Source records
━━━
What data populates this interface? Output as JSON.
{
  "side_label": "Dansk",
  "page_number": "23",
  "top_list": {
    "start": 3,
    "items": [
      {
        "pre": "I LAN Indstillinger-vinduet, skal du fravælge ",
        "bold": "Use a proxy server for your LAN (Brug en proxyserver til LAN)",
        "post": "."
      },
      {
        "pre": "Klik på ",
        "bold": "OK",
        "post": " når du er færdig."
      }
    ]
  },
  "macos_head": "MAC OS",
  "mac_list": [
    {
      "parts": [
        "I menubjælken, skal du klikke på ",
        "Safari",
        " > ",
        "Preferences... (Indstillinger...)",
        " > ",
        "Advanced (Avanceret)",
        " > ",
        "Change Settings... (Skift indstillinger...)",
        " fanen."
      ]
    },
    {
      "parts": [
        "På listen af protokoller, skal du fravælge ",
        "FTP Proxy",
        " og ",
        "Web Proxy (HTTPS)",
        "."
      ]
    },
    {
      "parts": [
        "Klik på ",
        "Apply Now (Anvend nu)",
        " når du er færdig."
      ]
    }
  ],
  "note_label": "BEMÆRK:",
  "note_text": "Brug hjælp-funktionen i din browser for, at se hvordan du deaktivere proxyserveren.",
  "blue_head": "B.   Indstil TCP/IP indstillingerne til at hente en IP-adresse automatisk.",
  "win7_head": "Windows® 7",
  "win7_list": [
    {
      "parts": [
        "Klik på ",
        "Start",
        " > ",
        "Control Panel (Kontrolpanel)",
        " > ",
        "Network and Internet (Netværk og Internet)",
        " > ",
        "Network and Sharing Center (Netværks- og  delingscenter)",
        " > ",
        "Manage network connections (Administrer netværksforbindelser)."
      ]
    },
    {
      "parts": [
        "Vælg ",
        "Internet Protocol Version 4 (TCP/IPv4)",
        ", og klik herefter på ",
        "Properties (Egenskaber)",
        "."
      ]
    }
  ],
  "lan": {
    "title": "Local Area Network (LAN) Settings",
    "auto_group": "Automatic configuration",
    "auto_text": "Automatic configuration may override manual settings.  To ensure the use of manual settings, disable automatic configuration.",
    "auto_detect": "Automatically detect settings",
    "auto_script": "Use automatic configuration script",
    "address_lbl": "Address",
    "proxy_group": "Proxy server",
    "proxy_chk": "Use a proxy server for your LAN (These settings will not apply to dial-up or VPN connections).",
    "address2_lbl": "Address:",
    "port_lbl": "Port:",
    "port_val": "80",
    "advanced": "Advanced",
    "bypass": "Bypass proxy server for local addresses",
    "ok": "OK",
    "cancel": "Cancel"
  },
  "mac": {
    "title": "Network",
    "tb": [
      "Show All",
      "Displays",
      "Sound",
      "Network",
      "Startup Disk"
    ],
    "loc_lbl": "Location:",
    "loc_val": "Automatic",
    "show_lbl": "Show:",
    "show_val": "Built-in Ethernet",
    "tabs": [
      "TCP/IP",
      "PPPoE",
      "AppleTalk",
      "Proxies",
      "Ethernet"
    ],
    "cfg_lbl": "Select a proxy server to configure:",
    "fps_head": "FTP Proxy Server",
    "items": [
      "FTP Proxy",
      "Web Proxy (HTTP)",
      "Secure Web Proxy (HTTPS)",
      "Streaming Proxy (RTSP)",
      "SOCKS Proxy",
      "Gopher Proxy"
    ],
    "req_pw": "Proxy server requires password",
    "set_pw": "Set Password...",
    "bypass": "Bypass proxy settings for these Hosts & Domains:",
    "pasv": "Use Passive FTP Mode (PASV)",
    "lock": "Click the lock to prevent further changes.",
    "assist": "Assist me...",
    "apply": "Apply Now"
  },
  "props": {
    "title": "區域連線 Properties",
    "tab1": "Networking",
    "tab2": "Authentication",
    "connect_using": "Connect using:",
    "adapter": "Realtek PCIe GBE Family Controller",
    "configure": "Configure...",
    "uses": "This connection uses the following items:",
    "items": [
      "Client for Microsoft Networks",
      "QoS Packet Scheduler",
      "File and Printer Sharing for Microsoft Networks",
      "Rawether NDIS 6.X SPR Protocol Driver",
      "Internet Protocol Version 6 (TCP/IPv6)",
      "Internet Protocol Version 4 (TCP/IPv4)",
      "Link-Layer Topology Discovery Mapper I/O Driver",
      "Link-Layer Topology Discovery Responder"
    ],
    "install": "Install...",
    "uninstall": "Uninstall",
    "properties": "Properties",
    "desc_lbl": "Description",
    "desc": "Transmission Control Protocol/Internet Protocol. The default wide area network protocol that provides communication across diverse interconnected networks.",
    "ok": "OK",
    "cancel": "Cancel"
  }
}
━━━
» SHORT PROBLEM:
Every record above should be output exactly.

» ANSWER FOR THIS EXERCISE:
What data populates this interface? Output as JSON.
{
  "side_label": "Dansk",
  "page_number": "23",
  "top_list": {
    "start": 3,
    "items": [
      {
        "pre": "I LAN Indstillinger-vinduet, skal du fravælge ",
        "bold": "Use a proxy server for your LAN (Brug en proxyserver til LAN)",
        "post": "."
      },
      {
        "pre": "Klik på ",
        "bold": "OK",
        "post": " når du er færdig."
      }
    ]
  },
  "macos_head": "MAC OS",
  "mac_list": [
    {
      "parts": [
        "I menubjælken, skal du klikke på ",
        "Safari",
        " > ",
        "Preferences... (Indstillinger...)",
        " > ",
        "Advanced (Avanceret)",
        " > ",
        "Change Settings... (Skift indstillinger...)",
        " fanen."
      ]
    },
    {
      "parts": [
        "På listen af protokoller, skal du fravælge ",
        "FTP Proxy",
        " og ",
        "Web Proxy (HTTPS)",
        "."
      ]
    },
    {
      "parts": [
        "Klik på ",
        "Apply Now (Anvend nu)",
        " når du er færdig."
      ]
    }
  ],
  "note_label": "BEMÆRK:",
  "note_text": "Brug hjælp-funktionen i din browser for, at se hvordan du deaktivere proxyserveren.",
  "blue_head": "B.   Indstil TCP/IP indstillingerne til at hente en IP-adresse automatisk.",
  "win7_head": "Windows® 7",
  "win7_list": [
    {
      "parts": [
        "Klik på ",
        "Start",
        " > ",
        "Control Panel (Kontrolpanel)",
        " > ",
        "Network and Internet (Netværk og Internet)",
        " > ",
        "Network and Sharing Center (Netværks- og  delingscenter)",
        " > ",
        "Manage network connections (Administrer netværksforbindelser)."
      ]
    },
    {
      "parts": [
        "Vælg ",
        "Internet Protocol Version 4 (TCP/IPv4)",
        ", og klik herefter på ",
        "Properties (Egenskaber)",
        "."
      ]
    }
  ],
  "lan": {
    "title": "Local Area Network (LAN) Settings",
    "auto_group": "Automatic configuration",
    "auto_text": "Automatic configuration may override manual settings.  To ensure the use of manual settings, disable automatic configuration.",
    "auto_detect": "Automatically detect settings",
    "auto_script": "Use automatic configuration script",
    "address_lbl": "Address",
    "proxy_group": "Proxy server",
    "proxy_chk": "Use a proxy server for your LAN (These settings will not apply to dial-up or VPN connections).",
    "address2_lbl": "Address:",
    "port_lbl": "Port:",
    "port_val": "80",
    "advanced": "Advanced",
    "bypass": "Bypass proxy server for local addresses",
    "ok": "OK",
    "cancel": "Cancel"
  },
  "mac": {
    "title": "Network",
    "tb": [
      "Show All",
      "Displays",
      "Sound",
      "Network",
      "Startup Disk"
    ],
    "loc_lbl": "Location:",
    "loc_val": "Automatic",
    "show_lbl": "Show:",
    "show_val": "Built-in Ethernet",
    "tabs": [
      "TCP/IP",
      "PPPoE",
      "AppleTalk",
      "Proxies",
      "Ethernet"
    ],
    "cfg_lbl": "Select a proxy server to configure:",
    "fps_head": "FTP Proxy Server",
    "items": [
      "FTP Proxy",
      "Web Proxy (HTTP)",
      "Secure Web Proxy (HTTPS)",
      "Streaming Proxy (RTSP)",
      "SOCKS Proxy",
      "Gopher Proxy"
    ],
    "req_pw": "Proxy server requires password",
    "set_pw": "Set Password...",
    "bypass": "Bypass proxy settings for these Hosts & Domains:",
    "pasv": "Use Passive FTP Mode (PASV)",
    "lock": "Click the lock to prevent further changes.",
    "assist": "Assist me...",
    "apply": "Apply Now"
  },
  "props": {
    "title": "區域連線 Properties",
    "tab1": "Networking",
    "tab2": "Authentication",
    "connect_using": "Connect using:",
    "adapter": "Realtek PCIe GBE Family Controller",
    "configure": "Configure...",
    "uses": "This connection uses the following items:",
    "items": [
      "Client for Microsoft Networks",
      "QoS Packet Scheduler",
      "File and Printer Sharing for Microsoft Networks",
      "Rawether NDIS 6.X SPR Protocol Driver",
      "Internet Protocol Version 6 (TCP/IPv6)",
      "Internet Protocol Version 4 (TCP/IPv4)",
      "Link-Layer Topology Discovery Mapper I/O Driver",
      "Link-Layer Topology Discovery Responder"
    ],
    "install": "Install...",
    "uninstall": "Uninstall",
    "properties": "Properties",
    "desc_lbl": "Description",
    "desc": "Transmission Control Protocol/Internet Protocol. The default wide area network protocol that provides communication across diverse interconnected networks.",
    "ok": "OK",
    "cancel": "Cancel"
  }
}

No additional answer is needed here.